→ What needs to be done: Print the listing as it stands, omitting all images.

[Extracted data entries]
- - -
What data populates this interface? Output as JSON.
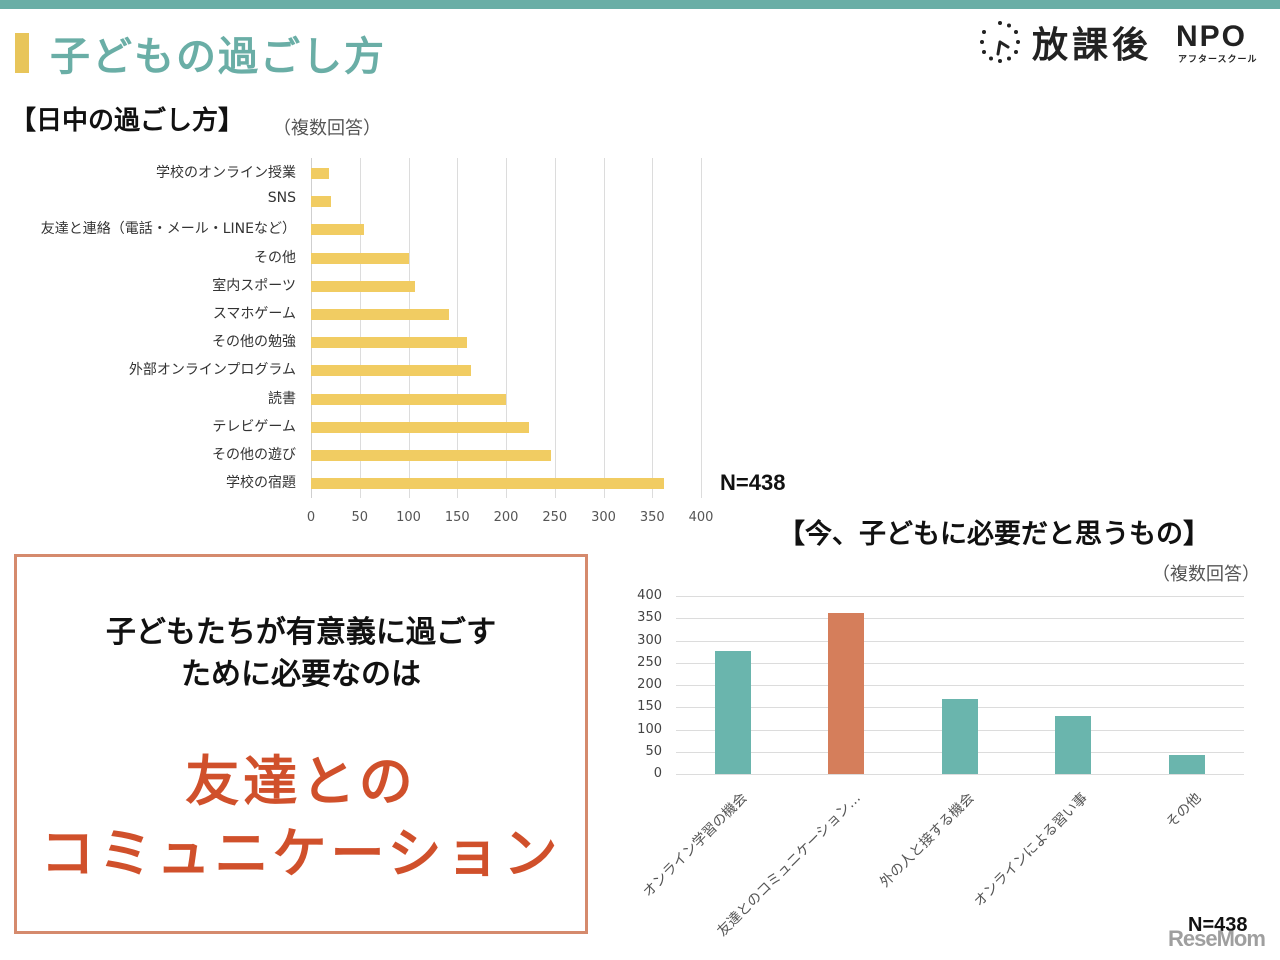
{
  "header": {
    "title": "子どもの過ごし方",
    "logo": {
      "main": "放課後",
      "npo": "NPO",
      "sub": "アフタースクール"
    },
    "colors": {
      "topbar": "#6aaea6",
      "accent": "#e8c55a"
    }
  },
  "section1": {
    "title": "【日中の過ごし方】",
    "note": "（複数回答）",
    "n_label": "N=438"
  },
  "section2": {
    "title": "【今、子どもに必要だと思うもの】",
    "note": "（複数回答）",
    "n_label": "N=438"
  },
  "callout": {
    "question_line1": "子どもたちが有意義に過ごす",
    "question_line2": "ために必要なのは",
    "answer_line1": "友達との",
    "answer_line2": "コミュニケーション"
  },
  "watermark": "ReseMom",
  "chart_data": [
    {
      "type": "bar",
      "orientation": "horizontal",
      "title": "【日中の過ごし方】（複数回答）",
      "categories": [
        "学校のオンライン授業",
        "SNS",
        "友達と連絡（電話・メール・LINEなど）",
        "その他",
        "室内スポーツ",
        "スマホゲーム",
        "その他の勉強",
        "外部オンラインプログラム",
        "読書",
        "テレビゲーム",
        "その他の遊び",
        "学校の宿題"
      ],
      "values": [
        18,
        20,
        54,
        101,
        107,
        142,
        160,
        164,
        200,
        224,
        246,
        362
      ],
      "xlim": [
        0,
        400
      ],
      "xticks": [
        "0",
        "50",
        "100",
        "150",
        "200",
        "250",
        "300",
        "350",
        "400"
      ],
      "grid": true,
      "color": "#f1cc62",
      "annotation": "N=438"
    },
    {
      "type": "bar",
      "orientation": "vertical",
      "title": "【今、子どもに必要だと思うもの】（複数回答）",
      "categories": [
        "オンライン学習の機会",
        "友達とのコミュニケーション…",
        "外の人と接する機会",
        "オンラインによる習い事",
        "その他"
      ],
      "values": [
        277,
        362,
        169,
        130,
        42
      ],
      "ylim": [
        0,
        400
      ],
      "yticks": [
        "0",
        "50",
        "100",
        "150",
        "200",
        "250",
        "300",
        "350",
        "400"
      ],
      "grid": true,
      "colors": [
        "#6ab5ad",
        "#d57e5b",
        "#6ab5ad",
        "#6ab5ad",
        "#6ab5ad"
      ],
      "highlight_index": 1,
      "annotation": "N=438"
    }
  ]
}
- - -
→ Completed exercise:
What data populates this interface? Output as JSON.
{
  "header": {
    "title": "子どもの過ごし方",
    "logo": {
      "main": "放課後",
      "npo": "NPO",
      "sub": "アフタースクール"
    },
    "colors": {
      "topbar": "#6aaea6",
      "accent": "#e8c55a"
    }
  },
  "section1": {
    "title": "【日中の過ごし方】",
    "note": "（複数回答）",
    "n_label": "N=438"
  },
  "section2": {
    "title": "【今、子どもに必要だと思うもの】",
    "note": "（複数回答）",
    "n_label": "N=438"
  },
  "callout": {
    "question_line1": "子どもたちが有意義に過ごす",
    "question_line2": "ために必要なのは",
    "answer_line1": "友達との",
    "answer_line2": "コミュニケーション"
  },
  "watermark": "ReseMom",
  "chart_data": [
    {
      "type": "bar",
      "orientation": "horizontal",
      "title": "【日中の過ごし方】（複数回答）",
      "categories": [
        "学校のオンライン授業",
        "SNS",
        "友達と連絡（電話・メール・LINEなど）",
        "その他",
        "室内スポーツ",
        "スマホゲーム",
        "その他の勉強",
        "外部オンラインプログラム",
        "読書",
        "テレビゲーム",
        "その他の遊び",
        "学校の宿題"
      ],
      "values": [
        18,
        20,
        54,
        101,
        107,
        142,
        160,
        164,
        200,
        224,
        246,
        362
      ],
      "xlim": [
        0,
        400
      ],
      "xticks": [
        "0",
        "50",
        "100",
        "150",
        "200",
        "250",
        "300",
        "350",
        "400"
      ],
      "grid": true,
      "color": "#f1cc62",
      "annotation": "N=438"
    },
    {
      "type": "bar",
      "orientation": "vertical",
      "title": "【今、子どもに必要だと思うもの】（複数回答）",
      "categories": [
        "オンライン学習の機会",
        "友達とのコミュニケーション…",
        "外の人と接する機会",
        "オンラインによる習い事",
        "その他"
      ],
      "values": [
        277,
        362,
        169,
        130,
        42
      ],
      "ylim": [
        0,
        400
      ],
      "yticks": [
        "0",
        "50",
        "100",
        "150",
        "200",
        "250",
        "300",
        "350",
        "400"
      ],
      "grid": true,
      "colors": [
        "#6ab5ad",
        "#d57e5b",
        "#6ab5ad",
        "#6ab5ad",
        "#6ab5ad"
      ],
      "highlight_index": 1,
      "annotation": "N=438"
    }
  ]
}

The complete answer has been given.